Exercise description - Convert the rows from the one containing "milestone-lag-label: ~9 months" through the one containing "milestone-description-line: parity /" into a JSON list of strings, one string per row, with blank lines omitted.

::::::::::

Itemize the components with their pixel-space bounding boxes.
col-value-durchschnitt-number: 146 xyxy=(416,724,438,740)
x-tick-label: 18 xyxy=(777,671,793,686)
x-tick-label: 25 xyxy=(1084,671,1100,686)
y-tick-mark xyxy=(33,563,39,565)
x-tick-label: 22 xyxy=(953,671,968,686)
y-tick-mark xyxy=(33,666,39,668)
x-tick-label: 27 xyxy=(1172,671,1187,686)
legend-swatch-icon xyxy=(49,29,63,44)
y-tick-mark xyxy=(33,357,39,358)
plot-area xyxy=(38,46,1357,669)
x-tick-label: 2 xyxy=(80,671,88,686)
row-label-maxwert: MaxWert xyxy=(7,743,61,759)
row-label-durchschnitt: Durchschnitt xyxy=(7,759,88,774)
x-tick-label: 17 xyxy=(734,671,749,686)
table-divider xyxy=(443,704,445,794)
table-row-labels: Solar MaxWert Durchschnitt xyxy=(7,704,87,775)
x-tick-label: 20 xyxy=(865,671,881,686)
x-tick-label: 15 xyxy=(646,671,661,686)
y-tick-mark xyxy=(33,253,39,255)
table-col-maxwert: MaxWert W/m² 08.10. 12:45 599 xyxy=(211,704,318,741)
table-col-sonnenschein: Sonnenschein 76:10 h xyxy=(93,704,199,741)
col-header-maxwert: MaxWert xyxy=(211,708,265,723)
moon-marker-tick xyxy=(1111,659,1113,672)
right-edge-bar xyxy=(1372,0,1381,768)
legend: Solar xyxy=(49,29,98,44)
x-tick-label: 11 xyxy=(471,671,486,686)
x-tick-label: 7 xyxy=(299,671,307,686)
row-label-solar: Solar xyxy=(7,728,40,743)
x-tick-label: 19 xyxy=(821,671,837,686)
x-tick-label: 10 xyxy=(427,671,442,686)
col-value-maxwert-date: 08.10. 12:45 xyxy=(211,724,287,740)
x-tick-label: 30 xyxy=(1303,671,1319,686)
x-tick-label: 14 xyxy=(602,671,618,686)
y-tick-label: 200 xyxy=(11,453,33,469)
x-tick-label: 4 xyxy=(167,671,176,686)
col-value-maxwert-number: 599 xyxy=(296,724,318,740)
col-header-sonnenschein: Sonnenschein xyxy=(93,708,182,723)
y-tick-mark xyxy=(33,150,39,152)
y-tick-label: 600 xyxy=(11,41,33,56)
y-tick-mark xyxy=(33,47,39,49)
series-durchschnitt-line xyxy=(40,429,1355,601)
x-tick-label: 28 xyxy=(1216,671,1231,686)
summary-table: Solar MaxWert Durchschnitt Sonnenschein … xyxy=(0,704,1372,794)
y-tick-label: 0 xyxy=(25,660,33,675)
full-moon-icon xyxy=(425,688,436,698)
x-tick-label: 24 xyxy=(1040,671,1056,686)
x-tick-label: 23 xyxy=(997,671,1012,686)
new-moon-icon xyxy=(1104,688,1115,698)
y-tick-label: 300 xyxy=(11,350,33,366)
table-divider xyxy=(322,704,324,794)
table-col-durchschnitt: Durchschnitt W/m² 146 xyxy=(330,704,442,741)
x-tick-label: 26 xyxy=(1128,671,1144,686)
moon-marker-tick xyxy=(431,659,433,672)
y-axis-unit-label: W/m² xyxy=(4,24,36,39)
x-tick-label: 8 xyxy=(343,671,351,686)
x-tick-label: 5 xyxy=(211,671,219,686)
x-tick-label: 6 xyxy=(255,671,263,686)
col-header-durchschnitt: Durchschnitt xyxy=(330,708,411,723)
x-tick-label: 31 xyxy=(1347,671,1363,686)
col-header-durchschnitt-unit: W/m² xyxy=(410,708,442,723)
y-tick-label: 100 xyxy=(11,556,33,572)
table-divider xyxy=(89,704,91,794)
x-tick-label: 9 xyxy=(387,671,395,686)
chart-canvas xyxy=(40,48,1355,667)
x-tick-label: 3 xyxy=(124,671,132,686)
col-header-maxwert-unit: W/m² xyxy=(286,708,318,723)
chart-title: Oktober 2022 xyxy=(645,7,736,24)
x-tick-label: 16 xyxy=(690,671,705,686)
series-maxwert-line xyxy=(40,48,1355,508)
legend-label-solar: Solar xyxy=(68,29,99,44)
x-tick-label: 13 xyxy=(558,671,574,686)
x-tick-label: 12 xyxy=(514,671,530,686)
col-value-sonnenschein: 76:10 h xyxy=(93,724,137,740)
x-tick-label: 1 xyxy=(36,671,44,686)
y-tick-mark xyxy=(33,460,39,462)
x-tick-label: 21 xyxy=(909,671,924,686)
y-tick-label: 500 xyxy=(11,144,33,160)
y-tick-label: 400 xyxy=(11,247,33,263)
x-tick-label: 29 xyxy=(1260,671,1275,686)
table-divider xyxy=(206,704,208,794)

::::::::::

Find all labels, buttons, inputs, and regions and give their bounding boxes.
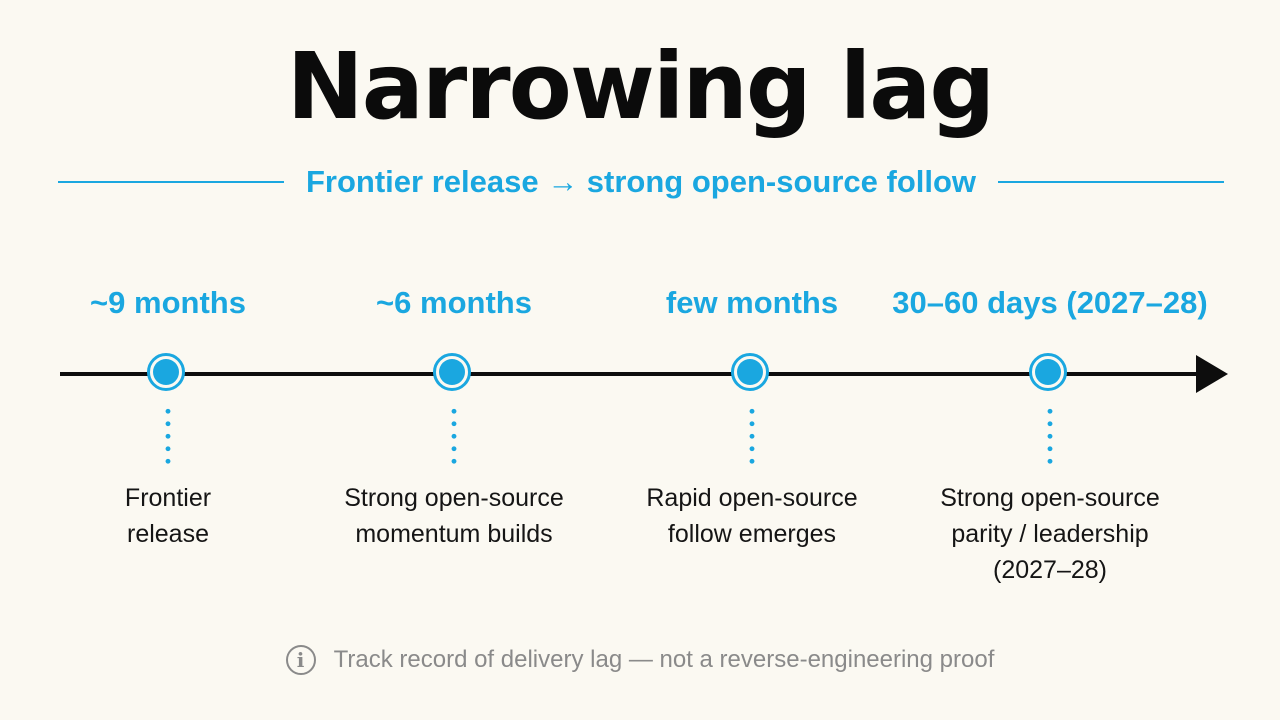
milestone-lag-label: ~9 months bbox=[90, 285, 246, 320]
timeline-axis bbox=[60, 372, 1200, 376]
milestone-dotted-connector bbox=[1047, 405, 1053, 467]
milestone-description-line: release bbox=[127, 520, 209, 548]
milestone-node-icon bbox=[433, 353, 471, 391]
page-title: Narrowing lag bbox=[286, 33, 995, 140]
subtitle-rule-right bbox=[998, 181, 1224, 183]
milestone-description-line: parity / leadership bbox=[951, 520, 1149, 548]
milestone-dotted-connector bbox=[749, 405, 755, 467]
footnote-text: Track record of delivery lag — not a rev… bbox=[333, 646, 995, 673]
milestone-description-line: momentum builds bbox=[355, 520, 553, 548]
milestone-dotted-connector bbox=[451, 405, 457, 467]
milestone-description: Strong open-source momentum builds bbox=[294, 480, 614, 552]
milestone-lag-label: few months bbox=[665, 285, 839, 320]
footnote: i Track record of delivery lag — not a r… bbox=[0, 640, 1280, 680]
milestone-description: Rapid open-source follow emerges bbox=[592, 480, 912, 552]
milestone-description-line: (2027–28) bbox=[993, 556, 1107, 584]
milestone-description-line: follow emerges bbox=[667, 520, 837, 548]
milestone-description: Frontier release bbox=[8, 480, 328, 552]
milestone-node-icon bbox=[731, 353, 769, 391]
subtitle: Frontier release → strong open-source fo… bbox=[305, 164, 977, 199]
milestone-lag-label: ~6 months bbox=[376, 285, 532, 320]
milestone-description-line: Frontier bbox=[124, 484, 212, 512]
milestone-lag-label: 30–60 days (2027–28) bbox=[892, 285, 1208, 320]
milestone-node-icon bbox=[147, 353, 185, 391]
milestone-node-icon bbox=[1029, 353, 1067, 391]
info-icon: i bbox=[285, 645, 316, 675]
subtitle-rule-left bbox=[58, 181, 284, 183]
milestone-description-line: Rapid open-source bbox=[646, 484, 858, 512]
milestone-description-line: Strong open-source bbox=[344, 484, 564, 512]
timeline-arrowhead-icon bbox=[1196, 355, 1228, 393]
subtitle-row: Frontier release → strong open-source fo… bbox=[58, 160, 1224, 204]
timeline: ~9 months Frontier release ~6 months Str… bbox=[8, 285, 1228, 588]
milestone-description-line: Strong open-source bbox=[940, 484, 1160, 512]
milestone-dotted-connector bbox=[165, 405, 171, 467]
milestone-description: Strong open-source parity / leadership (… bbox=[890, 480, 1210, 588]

::::::::::

Correct answer -
[
  "milestone-lag-label: ~9 months bbox=[90, 285, 246, 320]",
  "timeline-axis bbox=[60, 372, 1200, 376]",
  "milestone-dotted-connector bbox=[1047, 405, 1053, 467]",
  "milestone-description-line: release bbox=[127, 520, 209, 548]",
  "milestone-node-icon bbox=[433, 353, 471, 391]",
  "page-title: Narrowing lag bbox=[286, 33, 995, 140]",
  "subtitle-rule-right bbox=[998, 181, 1224, 183]",
  "milestone-description-line: parity / leadership bbox=[951, 520, 1149, 548]"
]